Sand casting, also known as sand molded casting,

is a metal casting process using different kinds of sand as mold material. The

sand is usually “glued” together with a bonding agent like clay, water, oil,

resin, or sodium silicate.

 

A sand mold consists of two or more sections.

Liquid metal is poured into the cavities formed by the mold.

 

Once cooled, sand molds pass through a shakeout

device, where they are destroyed to extract the metal castings. The raw

castings then undergo a fettling procedure, where sprews, gates, runners, and

risers are separated, and coarse burs are removed.

 

 

The actual castings still contain surface

contaminants in the form of adhering molding sand, sand cores, and scale/rust

(oxidized metal) which must be completely removed before they can undergo

downstream manufacturing operations like machining, surface refinement (edge

radiusing, smoothing, polishing), coating, or painting.

 

Leaving these contaminants on the castings would

make downstream operations very expensive or outright impossible by, for

example, destroying milling tools and drill bits, quickly polluting coolant

systems, and preventing coatings and paint from adhering to the component

surface.

 

Efficiency of Shot

Blasting

 

 

Shot blasting is the only surface treatment method

for cleaning sand castings due to its versatility, high productivity, and cost

efficiency. It is excellent for all-around de-sanding, descaling/de-rusting,

and even light deburring.

 

Shot blasting can handle practically any part, from

the smallest to the largest, irrespective of weight and shape. Its efficiency

goes beyond cleaning to produce surface texturing/roughening as preparation for

coating and painting as well. And in the form of shot peening, it will increase

the service life of critical components exposed to tensile and bending stress.

-.-.-

## Requirement 1
Reproduce the entries exactly, from their first line up to and including the line that contains "watermark-url: codesocang.com —".

## Information provided

-.-.-

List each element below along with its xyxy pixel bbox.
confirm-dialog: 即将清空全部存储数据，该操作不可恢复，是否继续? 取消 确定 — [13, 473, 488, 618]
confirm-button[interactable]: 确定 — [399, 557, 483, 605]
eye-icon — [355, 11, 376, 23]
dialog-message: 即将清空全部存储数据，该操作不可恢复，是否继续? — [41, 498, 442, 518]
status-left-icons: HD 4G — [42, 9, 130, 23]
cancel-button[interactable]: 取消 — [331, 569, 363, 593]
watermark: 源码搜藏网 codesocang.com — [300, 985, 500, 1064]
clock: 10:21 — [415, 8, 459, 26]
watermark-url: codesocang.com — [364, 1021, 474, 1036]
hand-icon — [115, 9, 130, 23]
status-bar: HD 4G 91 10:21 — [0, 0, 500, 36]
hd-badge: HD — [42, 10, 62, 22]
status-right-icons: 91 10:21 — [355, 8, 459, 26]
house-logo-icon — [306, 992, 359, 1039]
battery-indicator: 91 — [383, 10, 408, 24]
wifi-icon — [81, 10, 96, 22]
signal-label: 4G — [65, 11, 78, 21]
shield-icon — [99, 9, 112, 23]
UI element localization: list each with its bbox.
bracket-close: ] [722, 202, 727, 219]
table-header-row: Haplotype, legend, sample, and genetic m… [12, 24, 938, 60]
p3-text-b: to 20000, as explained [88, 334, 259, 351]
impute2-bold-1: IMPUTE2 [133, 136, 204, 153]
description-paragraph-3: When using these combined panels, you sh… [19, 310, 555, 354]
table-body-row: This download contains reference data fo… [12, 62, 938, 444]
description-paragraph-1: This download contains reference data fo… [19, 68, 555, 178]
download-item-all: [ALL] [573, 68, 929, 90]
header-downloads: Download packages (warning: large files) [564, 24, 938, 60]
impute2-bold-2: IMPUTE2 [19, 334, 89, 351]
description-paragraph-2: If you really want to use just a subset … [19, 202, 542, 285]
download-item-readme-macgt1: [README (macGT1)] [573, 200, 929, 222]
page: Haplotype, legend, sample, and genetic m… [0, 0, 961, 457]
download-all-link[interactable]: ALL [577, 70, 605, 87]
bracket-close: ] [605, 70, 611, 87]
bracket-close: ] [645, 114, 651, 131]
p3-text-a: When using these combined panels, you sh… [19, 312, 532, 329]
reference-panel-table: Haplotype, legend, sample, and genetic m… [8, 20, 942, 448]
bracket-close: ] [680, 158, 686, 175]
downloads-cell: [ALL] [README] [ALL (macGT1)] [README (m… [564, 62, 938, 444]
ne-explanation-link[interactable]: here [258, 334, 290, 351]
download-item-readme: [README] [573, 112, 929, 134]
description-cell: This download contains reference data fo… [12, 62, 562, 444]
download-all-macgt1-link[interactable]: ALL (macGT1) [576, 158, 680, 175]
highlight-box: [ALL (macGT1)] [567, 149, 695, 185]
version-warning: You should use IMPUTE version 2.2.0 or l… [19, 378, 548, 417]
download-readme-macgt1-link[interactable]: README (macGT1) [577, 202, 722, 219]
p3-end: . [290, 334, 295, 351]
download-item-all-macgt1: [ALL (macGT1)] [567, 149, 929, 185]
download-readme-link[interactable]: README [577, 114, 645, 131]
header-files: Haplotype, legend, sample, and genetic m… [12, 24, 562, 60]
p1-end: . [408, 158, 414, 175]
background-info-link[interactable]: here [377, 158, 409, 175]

-.-.-

## Requirement 2
Transcribe the passage on sand casting word for word, from "(oxidized metal) which" up to and including "coating, or painting.".

## Exercise solution 1
List each element below along with its xyxy pixel bbox.
confirm-dialog: 即将清空全部存储数据，该操作不可恢复，是否继续? 取消 确定 — [13, 473, 488, 618]
confirm-button[interactable]: 确定 — [399, 557, 483, 605]
eye-icon — [355, 11, 376, 23]
dialog-message: 即将清空全部存储数据，该操作不可恢复，是否继续? — [41, 498, 442, 518]
status-left-icons: HD 4G — [42, 9, 130, 23]
cancel-button[interactable]: 取消 — [331, 569, 363, 593]
watermark: 源码搜藏网 codesocang.com — [300, 985, 500, 1064]
clock: 10:21 — [415, 8, 459, 26]
watermark-url: codesocang.com — [364, 1021, 474, 1036]

## Exercise solution 2
(oxidized metal) which must be completely removed before they can undergo

downstream manufacturing operations like machining, surface refinement (edge

radiusing, smoothing, polishing), coating, or painting.